» TASK TO CARRY OUT
Each entry that follows must be output without any deviation.

» THE INPUT
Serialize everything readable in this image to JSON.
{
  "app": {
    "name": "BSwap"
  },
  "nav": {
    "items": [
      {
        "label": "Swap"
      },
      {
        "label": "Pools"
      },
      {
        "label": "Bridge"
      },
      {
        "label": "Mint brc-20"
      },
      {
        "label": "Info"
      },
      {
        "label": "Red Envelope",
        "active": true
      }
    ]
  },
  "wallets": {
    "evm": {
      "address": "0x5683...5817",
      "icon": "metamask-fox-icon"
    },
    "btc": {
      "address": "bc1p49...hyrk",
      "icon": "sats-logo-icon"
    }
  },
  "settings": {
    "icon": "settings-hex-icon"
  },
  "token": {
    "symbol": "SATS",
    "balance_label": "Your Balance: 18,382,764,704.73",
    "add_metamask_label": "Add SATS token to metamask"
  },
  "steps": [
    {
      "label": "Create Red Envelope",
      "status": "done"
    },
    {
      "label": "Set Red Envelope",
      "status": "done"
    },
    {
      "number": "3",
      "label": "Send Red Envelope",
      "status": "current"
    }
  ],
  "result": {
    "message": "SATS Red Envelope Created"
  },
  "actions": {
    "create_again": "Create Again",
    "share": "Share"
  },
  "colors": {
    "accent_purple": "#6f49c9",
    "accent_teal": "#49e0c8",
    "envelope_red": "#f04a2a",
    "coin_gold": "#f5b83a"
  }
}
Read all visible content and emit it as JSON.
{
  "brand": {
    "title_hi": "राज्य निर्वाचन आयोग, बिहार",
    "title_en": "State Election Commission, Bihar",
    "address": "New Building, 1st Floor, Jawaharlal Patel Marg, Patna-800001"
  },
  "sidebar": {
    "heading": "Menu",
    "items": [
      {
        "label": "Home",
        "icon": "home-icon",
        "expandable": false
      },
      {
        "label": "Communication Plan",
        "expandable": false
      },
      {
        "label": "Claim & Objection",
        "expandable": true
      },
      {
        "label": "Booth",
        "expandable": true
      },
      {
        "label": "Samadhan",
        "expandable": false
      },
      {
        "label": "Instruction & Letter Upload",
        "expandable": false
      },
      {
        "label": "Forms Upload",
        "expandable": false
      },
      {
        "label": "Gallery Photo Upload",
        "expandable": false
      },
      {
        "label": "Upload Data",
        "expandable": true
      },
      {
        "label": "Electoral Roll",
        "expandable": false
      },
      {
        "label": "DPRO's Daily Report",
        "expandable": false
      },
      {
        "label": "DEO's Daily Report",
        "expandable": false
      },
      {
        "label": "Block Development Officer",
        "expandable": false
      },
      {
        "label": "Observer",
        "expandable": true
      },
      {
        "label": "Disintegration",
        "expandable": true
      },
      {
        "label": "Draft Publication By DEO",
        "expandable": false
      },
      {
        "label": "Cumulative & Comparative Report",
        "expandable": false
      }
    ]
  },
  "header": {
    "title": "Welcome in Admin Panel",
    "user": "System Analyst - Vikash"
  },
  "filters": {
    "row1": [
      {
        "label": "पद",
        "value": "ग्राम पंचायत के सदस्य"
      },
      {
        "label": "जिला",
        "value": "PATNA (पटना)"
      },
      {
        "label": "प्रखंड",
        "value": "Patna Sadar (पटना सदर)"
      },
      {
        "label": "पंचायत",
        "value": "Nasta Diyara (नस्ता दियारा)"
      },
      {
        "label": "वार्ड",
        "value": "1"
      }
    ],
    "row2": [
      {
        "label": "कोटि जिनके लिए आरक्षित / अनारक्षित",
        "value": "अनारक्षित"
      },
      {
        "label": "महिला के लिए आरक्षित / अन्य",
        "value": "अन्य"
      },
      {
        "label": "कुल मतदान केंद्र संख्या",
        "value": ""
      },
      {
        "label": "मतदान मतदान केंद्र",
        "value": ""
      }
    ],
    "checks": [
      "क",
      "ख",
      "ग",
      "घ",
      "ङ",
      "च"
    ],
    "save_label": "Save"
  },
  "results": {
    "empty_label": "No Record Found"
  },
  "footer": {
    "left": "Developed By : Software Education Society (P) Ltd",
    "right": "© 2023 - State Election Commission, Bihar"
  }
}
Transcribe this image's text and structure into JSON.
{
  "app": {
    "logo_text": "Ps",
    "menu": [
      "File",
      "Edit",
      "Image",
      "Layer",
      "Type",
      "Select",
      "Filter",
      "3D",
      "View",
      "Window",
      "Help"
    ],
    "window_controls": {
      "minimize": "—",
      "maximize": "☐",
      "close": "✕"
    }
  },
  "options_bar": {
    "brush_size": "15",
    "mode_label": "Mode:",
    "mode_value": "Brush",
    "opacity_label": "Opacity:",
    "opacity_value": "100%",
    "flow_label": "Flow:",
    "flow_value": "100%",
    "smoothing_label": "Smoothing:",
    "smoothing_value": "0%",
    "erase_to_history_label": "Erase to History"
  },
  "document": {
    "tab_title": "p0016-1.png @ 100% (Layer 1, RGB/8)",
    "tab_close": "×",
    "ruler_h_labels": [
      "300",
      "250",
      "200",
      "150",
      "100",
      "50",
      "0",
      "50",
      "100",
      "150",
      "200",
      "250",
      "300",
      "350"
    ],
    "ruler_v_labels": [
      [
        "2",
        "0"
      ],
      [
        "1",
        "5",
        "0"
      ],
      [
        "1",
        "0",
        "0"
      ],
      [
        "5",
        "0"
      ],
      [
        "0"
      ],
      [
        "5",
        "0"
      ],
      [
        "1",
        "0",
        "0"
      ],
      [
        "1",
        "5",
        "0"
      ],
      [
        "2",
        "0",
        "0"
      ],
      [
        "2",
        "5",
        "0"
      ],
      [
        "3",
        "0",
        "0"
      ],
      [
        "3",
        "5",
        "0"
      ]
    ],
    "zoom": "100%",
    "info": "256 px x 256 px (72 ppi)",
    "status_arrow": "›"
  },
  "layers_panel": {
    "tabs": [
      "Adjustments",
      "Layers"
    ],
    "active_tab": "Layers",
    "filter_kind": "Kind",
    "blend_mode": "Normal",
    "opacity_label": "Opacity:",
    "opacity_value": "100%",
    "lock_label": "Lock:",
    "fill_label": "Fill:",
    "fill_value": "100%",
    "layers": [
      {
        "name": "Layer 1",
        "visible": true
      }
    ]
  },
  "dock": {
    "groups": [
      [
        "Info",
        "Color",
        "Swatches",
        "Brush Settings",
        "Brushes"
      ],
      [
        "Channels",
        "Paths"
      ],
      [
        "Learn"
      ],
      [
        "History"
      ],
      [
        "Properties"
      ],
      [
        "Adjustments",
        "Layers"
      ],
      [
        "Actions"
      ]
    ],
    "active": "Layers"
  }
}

» RESPONSE TO THIS EXERCISE
Serialize everything readable in this image to JSON.
{
  "app": {
    "name": "BSwap"
  },
  "nav": {
    "items": [
      {
        "label": "Swap"
      },
      {
        "label": "Pools"
      },
      {
        "label": "Bridge"
      },
      {
        "label": "Mint brc-20"
      },
      {
        "label": "Info"
      },
      {
        "label": "Red Envelope",
        "active": true
      }
    ]
  },
  "wallets": {
    "evm": {
      "address": "0x5683...5817",
      "icon": "metamask-fox-icon"
    },
    "btc": {
      "address": "bc1p49...hyrk",
      "icon": "sats-logo-icon"
    }
  },
  "settings": {
    "icon": "settings-hex-icon"
  },
  "token": {
    "symbol": "SATS",
    "balance_label": "Your Balance: 18,382,764,704.73",
    "add_metamask_label": "Add SATS token to metamask"
  },
  "steps": [
    {
      "label": "Create Red Envelope",
      "status": "done"
    },
    {
      "label": "Set Red Envelope",
      "status": "done"
    },
    {
      "number": "3",
      "label": "Send Red Envelope",
      "status": "current"
    }
  ],
  "result": {
    "message": "SATS Red Envelope Created"
  },
  "actions": {
    "create_again": "Create Again",
    "share": "Share"
  },
  "colors": {
    "accent_purple": "#6f49c9",
    "accent_teal": "#49e0c8",
    "envelope_red": "#f04a2a",
    "coin_gold": "#f5b83a"
  }
}
Read all visible content and emit it as JSON.
{
  "brand": {
    "title_hi": "राज्य निर्वाचन आयोग, बिहार",
    "title_en": "State Election Commission, Bihar",
    "address": "New Building, 1st Floor, Jawaharlal Patel Marg, Patna-800001"
  },
  "sidebar": {
    "heading": "Menu",
    "items": [
      {
        "label": "Home",
        "icon": "home-icon",
        "expandable": false
      },
      {
        "label": "Communication Plan",
        "expandable": false
      },
      {
        "label": "Claim & Objection",
        "expandable": true
      },
      {
        "label": "Booth",
        "expandable": true
      },
      {
        "label": "Samadhan",
        "expandable": false
      },
      {
        "label": "Instruction & Letter Upload",
        "expandable": false
      },
      {
        "label": "Forms Upload",
        "expandable": false
      },
      {
        "label": "Gallery Photo Upload",
        "expandable": false
      },
      {
        "label": "Upload Data",
        "expandable": true
      },
      {
        "label": "Electoral Roll",
        "expandable": false
      },
      {
        "label": "DPRO's Daily Report",
        "expandable": false
      },
      {
        "label": "DEO's Daily Report",
        "expandable": false
      },
      {
        "label": "Block Development Officer",
        "expandable": false
      },
      {
        "label": "Observer",
        "expandable": true
      },
      {
        "label": "Disintegration",
        "expandable": true
      },
      {
        "label": "Draft Publication By DEO",
        "expandable": false
      },
      {
        "label": "Cumulative & Comparative Report",
        "expandable": false
      }
    ]
  },
  "header": {
    "title": "Welcome in Admin Panel",
    "user": "System Analyst - Vikash"
  },
  "filters": {
    "row1": [
      {
        "label": "पद",
        "value": "ग्राम पंचायत के सदस्य"
      },
      {
        "label": "जिला",
        "value": "PATNA (पटना)"
      },
      {
        "label": "प्रखंड",
        "value": "Patna Sadar (पटना सदर)"
      },
      {
        "label": "पंचायत",
        "value": "Nasta Diyara (नस्ता दियारा)"
      },
      {
        "label": "वार्ड",
        "value": "1"
      }
    ],
    "row2": [
      {
        "label": "कोटि जिनके लिए आरक्षित / अनारक्षित",
        "value": "अनारक्षित"
      },
      {
        "label": "महिला के लिए आरक्षित / अन्य",
        "value": "अन्य"
      },
      {
        "label": "कुल मतदान केंद्र संख्या",
        "value": ""
      },
      {
        "label": "मतदान मतदान केंद्र",
        "value": ""
      }
    ],
    "checks": [
      "क",
      "ख",
      "ग",
      "घ",
      "ङ",
      "च"
    ],
    "save_label": "Save"
  },
  "results": {
    "empty_label": "No Record Found"
  },
  "footer": {
    "left": "Developed By : Software Education Society (P) Ltd",
    "right": "© 2023 - State Election Commission, Bihar"
  }
}
Transcribe this image's text and structure into JSON.
{
  "app": {
    "logo_text": "Ps",
    "menu": [
      "File",
      "Edit",
      "Image",
      "Layer",
      "Type",
      "Select",
      "Filter",
      "3D",
      "View",
      "Window",
      "Help"
    ],
    "window_controls": {
      "minimize": "—",
      "maximize": "☐",
      "close": "✕"
    }
  },
  "options_bar": {
    "brush_size": "15",
    "mode_label": "Mode:",
    "mode_value": "Brush",
    "opacity_label": "Opacity:",
    "opacity_value": "100%",
    "flow_label": "Flow:",
    "flow_value": "100%",
    "smoothing_label": "Smoothing:",
    "smoothing_value": "0%",
    "erase_to_history_label": "Erase to History"
  },
  "document": {
    "tab_title": "p0016-1.png @ 100% (Layer 1, RGB/8)",
    "tab_close": "×",
    "ruler_h_labels": [
      "300",
      "250",
      "200",
      "150",
      "100",
      "50",
      "0",
      "50",
      "100",
      "150",
      "200",
      "250",
      "300",
      "350"
    ],
    "ruler_v_labels": [
      [
        "2",
        "0"
      ],
      [
        "1",
        "5",
        "0"
      ],
      [
        "1",
        "0",
        "0"
      ],
      [
        "5",
        "0"
      ],
      [
        "0"
      ],
      [
        "5",
        "0"
      ],
      [
        "1",
        "0",
        "0"
      ],
      [
        "1",
        "5",
        "0"
      ],
      [
        "2",
        "0",
        "0"
      ],
      [
        "2",
        "5",
        "0"
      ],
      [
        "3",
        "0",
        "0"
      ],
      [
        "3",
        "5",
        "0"
      ]
    ],
    "zoom": "100%",
    "info": "256 px x 256 px (72 ppi)",
    "status_arrow": "›"
  },
  "layers_panel": {
    "tabs": [
      "Adjustments",
      "Layers"
    ],
    "active_tab": "Layers",
    "filter_kind": "Kind",
    "blend_mode": "Normal",
    "opacity_label": "Opacity:",
    "opacity_value": "100%",
    "lock_label": "Lock:",
    "fill_label": "Fill:",
    "fill_value": "100%",
    "layers": [
      {
        "name": "Layer 1",
        "visible": true
      }
    ]
  },
  "dock": {
    "groups": [
      [
        "Info",
        "Color",
        "Swatches",
        "Brush Settings",
        "Brushes"
      ],
      [
        "Channels",
        "Paths"
      ],
      [
        "Learn"
      ],
      [
        "History"
      ],
      [
        "Properties"
      ],
      [
        "Adjustments",
        "Layers"
      ],
      [
        "Actions"
      ]
    ],
    "active": "Layers"
  }
}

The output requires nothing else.